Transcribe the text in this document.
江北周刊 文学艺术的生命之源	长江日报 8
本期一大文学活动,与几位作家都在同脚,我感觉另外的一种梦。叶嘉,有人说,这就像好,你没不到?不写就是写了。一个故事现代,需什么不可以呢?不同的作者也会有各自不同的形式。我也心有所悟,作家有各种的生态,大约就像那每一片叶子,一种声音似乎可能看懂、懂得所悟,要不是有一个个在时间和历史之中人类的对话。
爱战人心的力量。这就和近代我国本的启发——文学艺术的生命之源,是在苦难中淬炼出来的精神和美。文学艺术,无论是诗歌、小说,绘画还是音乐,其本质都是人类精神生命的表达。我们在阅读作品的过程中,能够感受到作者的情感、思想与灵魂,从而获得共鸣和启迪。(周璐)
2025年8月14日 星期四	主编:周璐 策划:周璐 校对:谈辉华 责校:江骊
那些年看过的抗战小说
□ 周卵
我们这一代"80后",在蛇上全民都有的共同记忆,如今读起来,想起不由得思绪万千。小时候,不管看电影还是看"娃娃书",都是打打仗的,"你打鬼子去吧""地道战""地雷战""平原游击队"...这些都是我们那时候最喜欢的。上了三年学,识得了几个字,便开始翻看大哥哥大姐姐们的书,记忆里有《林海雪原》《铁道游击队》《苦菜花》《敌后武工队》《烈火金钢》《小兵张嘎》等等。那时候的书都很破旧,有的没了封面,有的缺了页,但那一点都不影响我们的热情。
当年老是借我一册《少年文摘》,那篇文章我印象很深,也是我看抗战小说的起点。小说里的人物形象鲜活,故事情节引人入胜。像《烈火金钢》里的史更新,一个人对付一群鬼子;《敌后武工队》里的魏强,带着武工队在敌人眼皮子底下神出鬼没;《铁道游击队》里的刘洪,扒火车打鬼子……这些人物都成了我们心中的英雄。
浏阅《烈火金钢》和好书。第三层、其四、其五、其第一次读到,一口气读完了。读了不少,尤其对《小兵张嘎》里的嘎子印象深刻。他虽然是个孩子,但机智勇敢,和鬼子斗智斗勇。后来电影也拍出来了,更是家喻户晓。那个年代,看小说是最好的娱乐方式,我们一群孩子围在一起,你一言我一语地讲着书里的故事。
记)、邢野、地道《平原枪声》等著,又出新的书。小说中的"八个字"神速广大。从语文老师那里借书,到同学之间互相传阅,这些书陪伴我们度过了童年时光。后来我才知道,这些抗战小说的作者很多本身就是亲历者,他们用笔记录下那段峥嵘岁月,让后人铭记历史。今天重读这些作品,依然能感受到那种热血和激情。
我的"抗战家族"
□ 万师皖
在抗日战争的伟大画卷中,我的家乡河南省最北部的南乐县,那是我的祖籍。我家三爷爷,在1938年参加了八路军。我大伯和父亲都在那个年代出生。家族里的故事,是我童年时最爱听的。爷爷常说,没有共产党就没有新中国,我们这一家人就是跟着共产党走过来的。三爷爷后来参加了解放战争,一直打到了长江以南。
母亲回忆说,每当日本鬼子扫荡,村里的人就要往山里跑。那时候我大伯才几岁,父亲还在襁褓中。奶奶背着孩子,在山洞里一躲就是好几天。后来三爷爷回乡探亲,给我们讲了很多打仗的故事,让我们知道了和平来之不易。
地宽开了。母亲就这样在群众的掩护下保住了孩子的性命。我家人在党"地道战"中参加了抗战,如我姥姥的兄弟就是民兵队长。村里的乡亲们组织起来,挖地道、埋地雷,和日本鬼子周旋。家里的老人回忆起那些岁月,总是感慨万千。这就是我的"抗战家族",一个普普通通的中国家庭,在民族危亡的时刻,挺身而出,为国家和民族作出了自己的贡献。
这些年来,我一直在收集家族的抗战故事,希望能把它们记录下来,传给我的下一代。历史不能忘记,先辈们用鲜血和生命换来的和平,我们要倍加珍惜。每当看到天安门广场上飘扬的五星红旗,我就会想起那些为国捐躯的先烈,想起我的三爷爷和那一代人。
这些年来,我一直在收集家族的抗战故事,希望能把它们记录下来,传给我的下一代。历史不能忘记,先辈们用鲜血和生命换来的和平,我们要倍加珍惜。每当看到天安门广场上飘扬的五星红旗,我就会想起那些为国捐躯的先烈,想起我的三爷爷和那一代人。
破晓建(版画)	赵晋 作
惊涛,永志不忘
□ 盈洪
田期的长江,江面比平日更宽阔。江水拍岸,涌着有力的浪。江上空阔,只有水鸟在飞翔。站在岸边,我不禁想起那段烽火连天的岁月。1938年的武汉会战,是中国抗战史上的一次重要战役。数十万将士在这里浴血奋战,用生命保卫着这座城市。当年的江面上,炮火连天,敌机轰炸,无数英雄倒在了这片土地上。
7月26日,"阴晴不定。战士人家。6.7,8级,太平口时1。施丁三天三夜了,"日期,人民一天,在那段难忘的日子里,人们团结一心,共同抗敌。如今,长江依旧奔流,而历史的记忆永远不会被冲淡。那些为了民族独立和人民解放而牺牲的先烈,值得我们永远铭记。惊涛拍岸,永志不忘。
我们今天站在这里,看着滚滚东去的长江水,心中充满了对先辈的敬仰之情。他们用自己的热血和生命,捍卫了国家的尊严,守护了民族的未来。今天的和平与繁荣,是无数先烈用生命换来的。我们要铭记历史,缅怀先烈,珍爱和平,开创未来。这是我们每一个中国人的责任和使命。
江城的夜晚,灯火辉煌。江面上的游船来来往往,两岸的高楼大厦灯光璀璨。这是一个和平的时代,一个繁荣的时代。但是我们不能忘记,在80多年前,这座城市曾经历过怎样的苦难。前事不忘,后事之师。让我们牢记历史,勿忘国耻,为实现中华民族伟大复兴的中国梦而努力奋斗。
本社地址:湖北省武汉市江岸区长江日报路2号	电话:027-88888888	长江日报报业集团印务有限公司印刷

§ OBJECTIVE: Gather up the lines that contain the word "铁道游击队".

§ FINISHED EXERCISE:
我们这一代"80后",在蛇上全民都有的共同记忆,如今读起来,想起不由得思绪万千。小时候,不管看电影还是看"娃娃书",都是打打仗的,"你打鬼子去吧""地道战""地雷战""平原游击队"...这些都是我们那时候最喜欢的。上了三年学,识得了几个字,便开始翻看大哥哥大姐姐们的书,记忆里有《林海雪原》《铁道游击队》《苦菜花》《敌后武工队》《烈火金钢》《小兵张嘎》等等。那时候的书都很破旧,有的没了封面,有的缺了页,但那一点都不影响我们的热情。
当年老是借我一册《少年文摘》,那篇文章我印象很深,也是我看抗战小说的起点。小说里的人物形象鲜活,故事情节引人入胜。像《烈火金钢》里的史更新,一个人对付一群鬼子;《敌后武工队》里的魏强,带着武工队在敌人眼皮子底下神出鬼没;《铁道游击队》里的刘洪,扒火车打鬼子……这些人物都成了我们心中的英雄。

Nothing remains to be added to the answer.